Extract all lines that hold the string "Windows".

***** Provided information

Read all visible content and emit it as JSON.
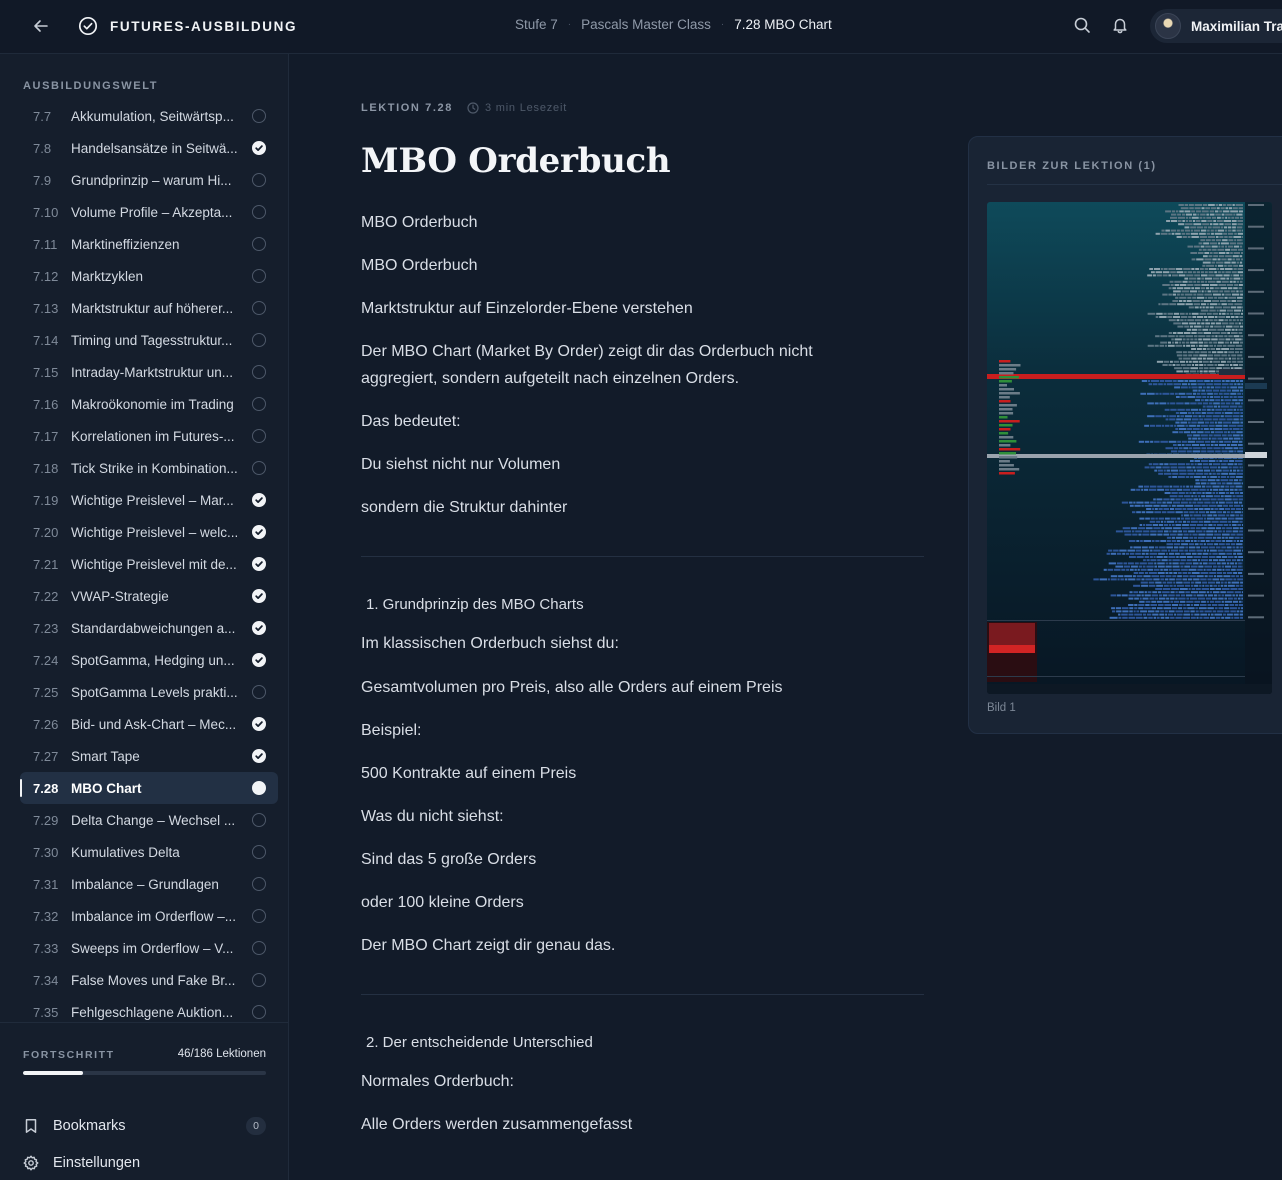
{
  "header": {
    "brand": "FUTURES-AUSBILDUNG",
    "breadcrumb": [
      "Stufe 7",
      "Pascals Master Class",
      "7.28 MBO Chart"
    ],
    "user_name": "Maximilian Tra"
  },
  "sidebar": {
    "heading": "AUSBILDUNGSWELT",
    "lessons": [
      {
        "num": "7.7",
        "title": "Akkumulation, Seitwärtsp...",
        "status": "open"
      },
      {
        "num": "7.8",
        "title": "Handelsansätze in Seitwä...",
        "status": "done"
      },
      {
        "num": "7.9",
        "title": "Grundprinzip – warum Hi...",
        "status": "open"
      },
      {
        "num": "7.10",
        "title": "Volume Profile – Akzepta...",
        "status": "open"
      },
      {
        "num": "7.11",
        "title": "Marktineffizienzen",
        "status": "open"
      },
      {
        "num": "7.12",
        "title": "Marktzyklen",
        "status": "open"
      },
      {
        "num": "7.13",
        "title": "Marktstruktur auf höherer...",
        "status": "open"
      },
      {
        "num": "7.14",
        "title": "Timing und Tagesstruktur...",
        "status": "open"
      },
      {
        "num": "7.15",
        "title": "Intraday-Marktstruktur un...",
        "status": "open"
      },
      {
        "num": "7.16",
        "title": "Makroökonomie im Trading",
        "status": "open"
      },
      {
        "num": "7.17",
        "title": "Korrelationen im Futures-...",
        "status": "open"
      },
      {
        "num": "7.18",
        "title": "Tick Strike in Kombination...",
        "status": "open"
      },
      {
        "num": "7.19",
        "title": "Wichtige Preislevel – Mar...",
        "status": "done"
      },
      {
        "num": "7.20",
        "title": "Wichtige Preislevel – welc...",
        "status": "done"
      },
      {
        "num": "7.21",
        "title": "Wichtige Preislevel mit de...",
        "status": "done"
      },
      {
        "num": "7.22",
        "title": "VWAP-Strategie",
        "status": "done"
      },
      {
        "num": "7.23",
        "title": "Standardabweichungen a...",
        "status": "done"
      },
      {
        "num": "7.24",
        "title": "SpotGamma, Hedging un...",
        "status": "done"
      },
      {
        "num": "7.25",
        "title": "SpotGamma Levels prakti...",
        "status": "open"
      },
      {
        "num": "7.26",
        "title": "Bid- und Ask-Chart – Mec...",
        "status": "done"
      },
      {
        "num": "7.27",
        "title": "Smart Tape",
        "status": "done"
      },
      {
        "num": "7.28",
        "title": "MBO Chart",
        "status": "current"
      },
      {
        "num": "7.29",
        "title": "Delta Change – Wechsel ...",
        "status": "open"
      },
      {
        "num": "7.30",
        "title": "Kumulatives Delta",
        "status": "open"
      },
      {
        "num": "7.31",
        "title": "Imbalance – Grundlagen",
        "status": "open"
      },
      {
        "num": "7.32",
        "title": "Imbalance im Orderflow –...",
        "status": "open"
      },
      {
        "num": "7.33",
        "title": "Sweeps im Orderflow – V...",
        "status": "open"
      },
      {
        "num": "7.34",
        "title": "False Moves und Fake Br...",
        "status": "open"
      },
      {
        "num": "7.35",
        "title": "Fehlgeschlagene Auktion...",
        "status": "open"
      }
    ],
    "progress_label": "FORTSCHRITT",
    "progress_count": "46/186 Lektionen",
    "progress_fraction": 0.247,
    "bookmarks_label": "Bookmarks",
    "bookmarks_count": "0",
    "settings_label": "Einstellungen"
  },
  "lesson": {
    "tag": "LEKTION 7.28",
    "read_time": "3 min Lesezeit",
    "title": "MBO Orderbuch",
    "intro": [
      "MBO Orderbuch",
      "MBO Orderbuch",
      "Marktstruktur auf Einzelorder-Ebene verstehen",
      "Der MBO Chart (Market By Order) zeigt dir das Orderbuch nicht aggregiert, sondern aufgeteilt nach einzelnen Orders.",
      "Das bedeutet:",
      "Du siehst nicht nur Volumen",
      "sondern die Struktur dahinter"
    ],
    "section1_heading": "1. Grundprinzip des MBO Charts",
    "section1": [
      "Im klassischen Orderbuch siehst du:",
      "Gesamtvolumen pro Preis, also alle Orders auf einem Preis",
      "Beispiel:",
      "500 Kontrakte auf einem Preis",
      "Was du nicht siehst:",
      "Sind das 5 große Orders",
      "oder 100 kleine Orders",
      "Der MBO Chart zeigt dir genau das."
    ],
    "section2_heading": "2. Der entscheidende Unterschied",
    "section2": [
      "Normales Orderbuch:",
      "Alle Orders werden zusammengefasst"
    ]
  },
  "images_panel": {
    "title": "BILDER ZUR LEKTION (1)",
    "caption": "Bild 1"
  },
  "colors": {
    "background": "#121b29",
    "sidebar": "#151e2c",
    "accent_white": "#f2f4f7",
    "active_item": "#223044"
  }
}
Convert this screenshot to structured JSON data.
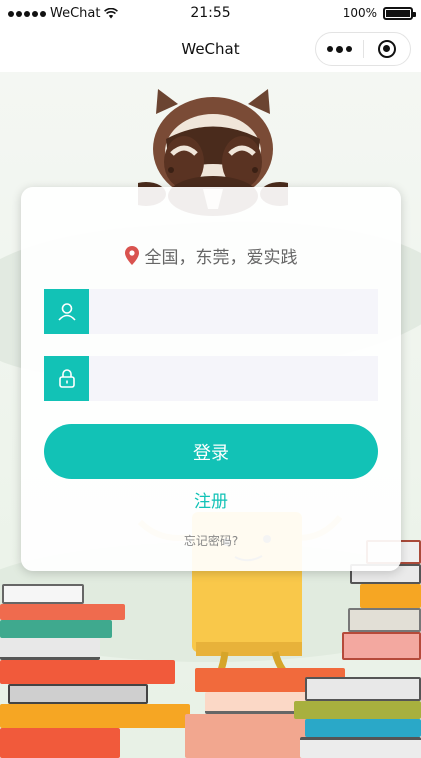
{
  "status_bar": {
    "carrier": "WeChat",
    "time": "21:55",
    "battery": "100%",
    "battery_level": 1.0
  },
  "nav": {
    "title": "WeChat"
  },
  "login": {
    "location": "全国，东莞，爱实践",
    "username_placeholder": "",
    "password_placeholder": "",
    "login_button": "登录",
    "register_link": "注册",
    "forgot_link": "忘记密码?"
  },
  "colors": {
    "accent": "#12c2b6",
    "location_pin": "#d9534f",
    "owl_brown": "#6b4431",
    "owl_dark": "#4a2b1c"
  },
  "icons": {
    "location": "location-pin-icon",
    "user": "user-icon",
    "lock": "lock-icon",
    "more": "more-dots-icon",
    "close": "close-miniprogram-icon",
    "wifi": "wifi-icon",
    "battery": "battery-icon"
  }
}
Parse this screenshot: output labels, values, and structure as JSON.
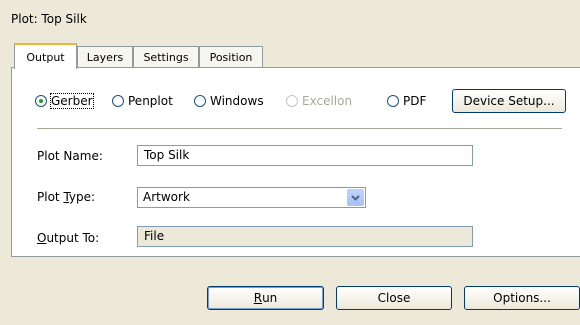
{
  "window": {
    "title": "Plot: Top Silk"
  },
  "tabs": [
    {
      "label": "Output"
    },
    {
      "label": "Layers"
    },
    {
      "label": "Settings"
    },
    {
      "label": "Position"
    }
  ],
  "output_format": {
    "options": [
      {
        "label": "Gerber",
        "selected": true,
        "enabled": true
      },
      {
        "label": "Penplot",
        "selected": false,
        "enabled": true
      },
      {
        "label": "Windows",
        "selected": false,
        "enabled": true
      },
      {
        "label": "Excellon",
        "selected": false,
        "enabled": false
      },
      {
        "label": "PDF",
        "selected": false,
        "enabled": true
      }
    ],
    "device_setup_label": "Device Setup..."
  },
  "fields": {
    "plot_name": {
      "label": "Plot Name:",
      "value": "Top Silk"
    },
    "plot_type": {
      "label_pre": "Plot ",
      "label_key": "T",
      "label_post": "ype:",
      "value": "Artwork"
    },
    "output_to": {
      "label_key": "O",
      "label_post": "utput To:",
      "value": "File"
    }
  },
  "buttons": {
    "run": {
      "key": "R",
      "rest": "un"
    },
    "close": "Close",
    "options": "Options..."
  },
  "colors": {
    "accent": "#f0b437",
    "radio_dot": "#21a121",
    "border": "#919b9c"
  }
}
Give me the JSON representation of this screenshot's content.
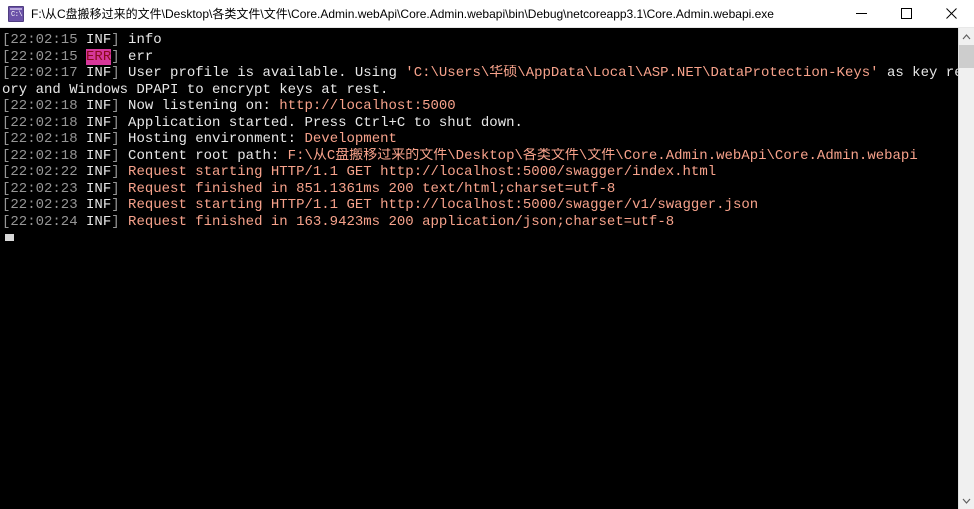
{
  "window": {
    "title": "F:\\从C盘搬移过来的文件\\Desktop\\各类文件\\文件\\Core.Admin.webApi\\Core.Admin.webapi\\bin\\Debug\\netcoreapp3.1\\Core.Admin.webapi.exe",
    "icon": "console-app-icon",
    "icon_glyph": "C:\\",
    "controls": {
      "minimize": "minimize-button",
      "maximize": "maximize-button",
      "close": "close-button"
    }
  },
  "colors": {
    "background": "#000000",
    "titlebar": "#ffffff",
    "timestamp": "#969696",
    "level_info": "#e8e8e8",
    "message": "#e8e8e8",
    "highlight": "#f7a28b",
    "error_text": "#8b0a1a",
    "error_background": "#d6379a",
    "icon": "#6b52a8",
    "scrollbar_track": "#f0f0f0",
    "scrollbar_thumb": "#cdcdcd"
  },
  "console": {
    "lines": [
      {
        "timestamp": "[22:02:15",
        "level": "INF",
        "level_kind": "info",
        "bracket": "]",
        "segments": [
          {
            "text": " info",
            "style": "msg"
          }
        ]
      },
      {
        "timestamp": "[22:02:15",
        "level": "ERR",
        "level_kind": "error",
        "bracket": "]",
        "segments": [
          {
            "text": " err",
            "style": "msg"
          }
        ]
      },
      {
        "timestamp": "[22:02:17",
        "level": "INF",
        "level_kind": "info",
        "bracket": "]",
        "segments": [
          {
            "text": " User profile is available. Using ",
            "style": "msg"
          },
          {
            "text": "'C:\\Users\\华硕\\AppData\\Local\\ASP.NET\\DataProtection-Keys'",
            "style": "hl"
          },
          {
            "text": " as key reposit",
            "style": "msg"
          }
        ]
      },
      {
        "timestamp": "",
        "level": "",
        "level_kind": "none",
        "bracket": "",
        "segments": [
          {
            "text": "ory and Windows DPAPI to encrypt keys at rest.",
            "style": "msg"
          }
        ]
      },
      {
        "timestamp": "[22:02:18",
        "level": "INF",
        "level_kind": "info",
        "bracket": "]",
        "segments": [
          {
            "text": " Now listening on: ",
            "style": "msg"
          },
          {
            "text": "http://localhost:5000",
            "style": "hl"
          }
        ]
      },
      {
        "timestamp": "[22:02:18",
        "level": "INF",
        "level_kind": "info",
        "bracket": "]",
        "segments": [
          {
            "text": " Application started. Press Ctrl+C to shut down.",
            "style": "msg"
          }
        ]
      },
      {
        "timestamp": "[22:02:18",
        "level": "INF",
        "level_kind": "info",
        "bracket": "]",
        "segments": [
          {
            "text": " Hosting environment: ",
            "style": "msg"
          },
          {
            "text": "Development",
            "style": "hl"
          }
        ]
      },
      {
        "timestamp": "[22:02:18",
        "level": "INF",
        "level_kind": "info",
        "bracket": "]",
        "segments": [
          {
            "text": " Content root path: ",
            "style": "msg"
          },
          {
            "text": "F:\\从C盘搬移过来的文件\\Desktop\\各类文件\\文件\\Core.Admin.webApi\\Core.Admin.webapi",
            "style": "hl"
          }
        ]
      },
      {
        "timestamp": "[22:02:22",
        "level": "INF",
        "level_kind": "info",
        "bracket": "]",
        "segments": [
          {
            "text": " Request starting HTTP/1.1 GET http://localhost:5000/swagger/index.html",
            "style": "hl"
          }
        ]
      },
      {
        "timestamp": "[22:02:23",
        "level": "INF",
        "level_kind": "info",
        "bracket": "]",
        "segments": [
          {
            "text": " Request finished in 851.1361ms 200 text/html;charset=utf-8",
            "style": "hl"
          }
        ]
      },
      {
        "timestamp": "[22:02:23",
        "level": "INF",
        "level_kind": "info",
        "bracket": "]",
        "segments": [
          {
            "text": " Request starting HTTP/1.1 GET http://localhost:5000/swagger/v1/swagger.json",
            "style": "hl"
          }
        ]
      },
      {
        "timestamp": "[22:02:24",
        "level": "INF",
        "level_kind": "info",
        "bracket": "]",
        "segments": [
          {
            "text": " Request finished in 163.9423ms 200 application/json;charset=utf-8",
            "style": "hl"
          }
        ]
      }
    ],
    "cursor": "block-cursor"
  },
  "scrollbar": {
    "up_arrow": "scroll-up-arrow",
    "down_arrow": "scroll-down-arrow",
    "thumb": "scroll-thumb"
  }
}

**********

▸ Answer
        "label": "Windows",
            "text": "ory and Windows DPAPI to encrypt keys at rest.",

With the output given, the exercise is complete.